[Data items]
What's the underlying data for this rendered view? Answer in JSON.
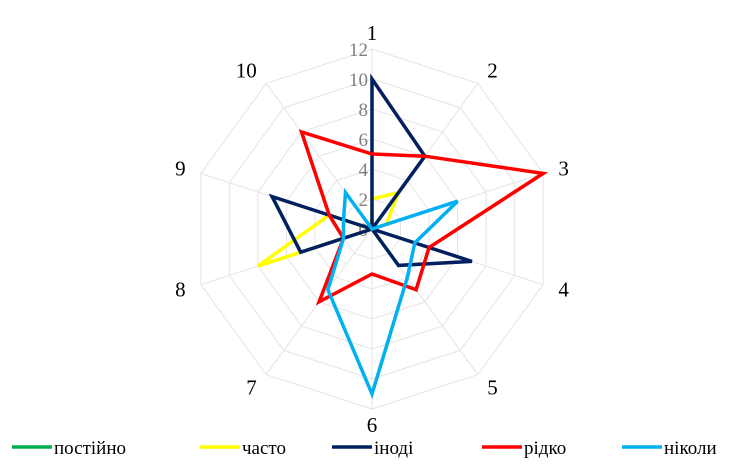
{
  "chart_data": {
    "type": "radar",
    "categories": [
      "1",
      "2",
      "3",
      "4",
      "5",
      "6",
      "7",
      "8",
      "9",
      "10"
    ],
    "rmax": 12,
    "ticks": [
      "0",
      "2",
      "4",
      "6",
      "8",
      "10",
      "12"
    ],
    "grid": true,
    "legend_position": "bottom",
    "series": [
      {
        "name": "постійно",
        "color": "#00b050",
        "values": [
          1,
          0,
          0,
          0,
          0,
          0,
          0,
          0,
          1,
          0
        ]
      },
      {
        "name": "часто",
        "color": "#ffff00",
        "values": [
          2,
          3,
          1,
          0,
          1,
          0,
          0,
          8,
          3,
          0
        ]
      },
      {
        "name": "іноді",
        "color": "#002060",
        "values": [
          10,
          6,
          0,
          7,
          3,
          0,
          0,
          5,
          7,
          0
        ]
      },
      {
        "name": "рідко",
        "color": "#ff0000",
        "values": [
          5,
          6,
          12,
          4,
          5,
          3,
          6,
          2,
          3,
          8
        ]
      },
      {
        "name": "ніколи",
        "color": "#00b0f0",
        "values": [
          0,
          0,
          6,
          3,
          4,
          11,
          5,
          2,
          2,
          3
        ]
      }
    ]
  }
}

**Exercise objective**
Take every line containing the word "name" and copy it.

**Answer to the task**
        "name": "постійно",
        "name": "часто",
        "name": "іноді",
        "name": "рідко",
        "name": "ніколи",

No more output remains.